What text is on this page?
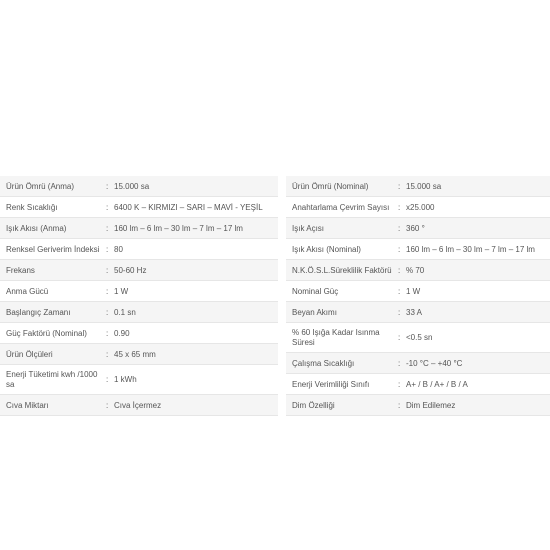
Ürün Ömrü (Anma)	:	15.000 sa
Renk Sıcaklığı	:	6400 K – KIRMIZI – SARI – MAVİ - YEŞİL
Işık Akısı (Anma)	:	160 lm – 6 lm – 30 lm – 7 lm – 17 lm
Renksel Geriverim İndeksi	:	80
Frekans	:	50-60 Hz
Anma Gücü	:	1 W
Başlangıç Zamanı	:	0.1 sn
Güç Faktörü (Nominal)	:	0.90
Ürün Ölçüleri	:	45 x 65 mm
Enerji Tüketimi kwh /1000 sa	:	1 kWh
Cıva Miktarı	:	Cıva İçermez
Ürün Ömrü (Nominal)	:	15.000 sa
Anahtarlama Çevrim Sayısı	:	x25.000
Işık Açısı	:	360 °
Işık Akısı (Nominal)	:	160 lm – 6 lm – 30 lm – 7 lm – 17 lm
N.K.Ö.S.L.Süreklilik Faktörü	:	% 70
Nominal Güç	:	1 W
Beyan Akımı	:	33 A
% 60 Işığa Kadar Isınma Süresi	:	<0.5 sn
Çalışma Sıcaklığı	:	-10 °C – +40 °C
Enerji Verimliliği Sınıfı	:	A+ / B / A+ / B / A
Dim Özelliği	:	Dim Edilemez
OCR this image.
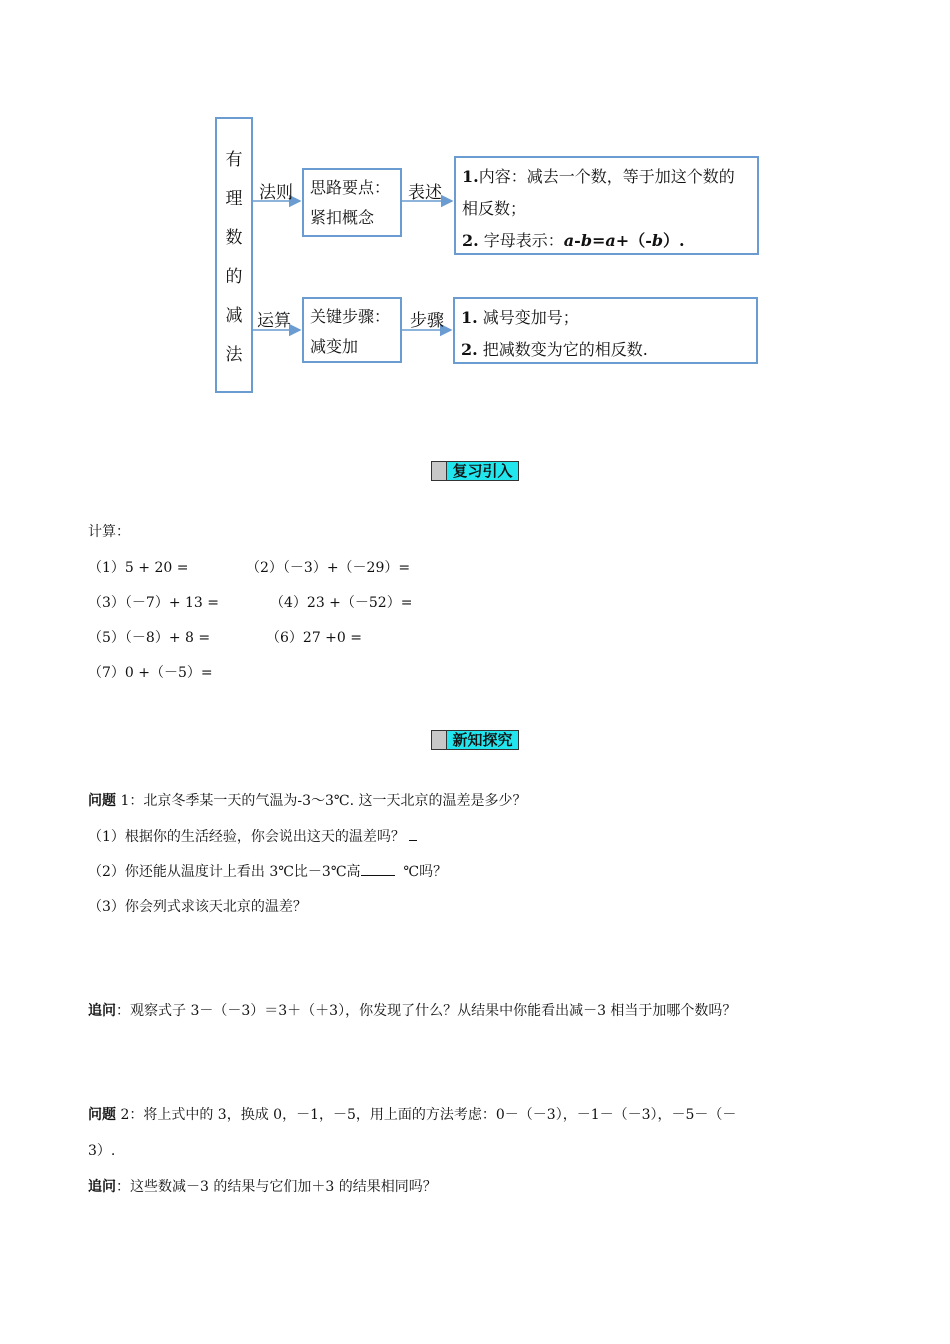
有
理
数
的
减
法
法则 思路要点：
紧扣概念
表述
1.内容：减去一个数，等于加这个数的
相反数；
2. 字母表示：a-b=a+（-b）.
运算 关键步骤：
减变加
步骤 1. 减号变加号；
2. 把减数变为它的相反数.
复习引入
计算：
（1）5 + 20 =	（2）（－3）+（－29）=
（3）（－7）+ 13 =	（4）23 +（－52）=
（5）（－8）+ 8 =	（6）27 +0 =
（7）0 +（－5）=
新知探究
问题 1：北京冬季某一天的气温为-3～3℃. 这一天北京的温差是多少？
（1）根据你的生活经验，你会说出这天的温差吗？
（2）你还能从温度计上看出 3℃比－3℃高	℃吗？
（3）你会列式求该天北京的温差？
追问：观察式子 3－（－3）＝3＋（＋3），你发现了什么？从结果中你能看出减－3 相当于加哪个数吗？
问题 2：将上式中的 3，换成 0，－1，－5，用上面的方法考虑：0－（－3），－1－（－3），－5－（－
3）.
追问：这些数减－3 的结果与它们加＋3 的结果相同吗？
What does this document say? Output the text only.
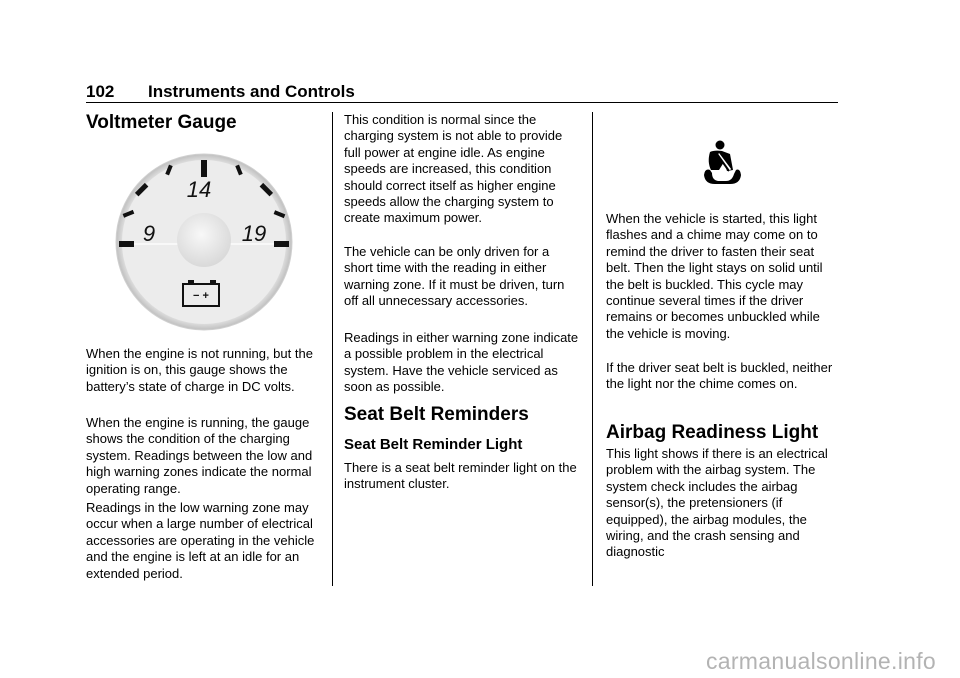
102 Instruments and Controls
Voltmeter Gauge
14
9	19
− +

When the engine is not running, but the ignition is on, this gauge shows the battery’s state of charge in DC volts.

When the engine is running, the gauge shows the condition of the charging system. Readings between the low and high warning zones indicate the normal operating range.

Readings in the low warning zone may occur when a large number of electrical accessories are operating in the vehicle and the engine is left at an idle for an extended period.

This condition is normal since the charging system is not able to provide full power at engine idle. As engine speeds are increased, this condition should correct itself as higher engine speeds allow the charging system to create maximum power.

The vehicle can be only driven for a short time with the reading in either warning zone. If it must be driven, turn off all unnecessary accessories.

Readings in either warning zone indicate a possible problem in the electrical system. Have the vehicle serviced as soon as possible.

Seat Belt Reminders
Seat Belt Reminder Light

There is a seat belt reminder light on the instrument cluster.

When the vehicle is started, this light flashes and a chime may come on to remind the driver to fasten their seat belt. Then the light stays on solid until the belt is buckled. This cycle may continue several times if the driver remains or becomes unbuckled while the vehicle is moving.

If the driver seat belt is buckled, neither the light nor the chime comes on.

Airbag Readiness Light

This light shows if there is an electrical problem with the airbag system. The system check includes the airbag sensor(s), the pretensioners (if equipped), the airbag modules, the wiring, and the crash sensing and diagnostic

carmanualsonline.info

-*-

WHAT IS EXPECTED
Search the entries for "charging" and copy out each line that has it.

COMPLETE ANSWER
When the engine is running, the gauge shows the condition of the charging system. Readings between the low and high warning zones indicate the normal operating range.
This condition is normal since the charging system is not able to provide full power at engine idle. As engine speeds are increased, this condition should correct itself as higher engine speeds allow the charging system to create maximum power.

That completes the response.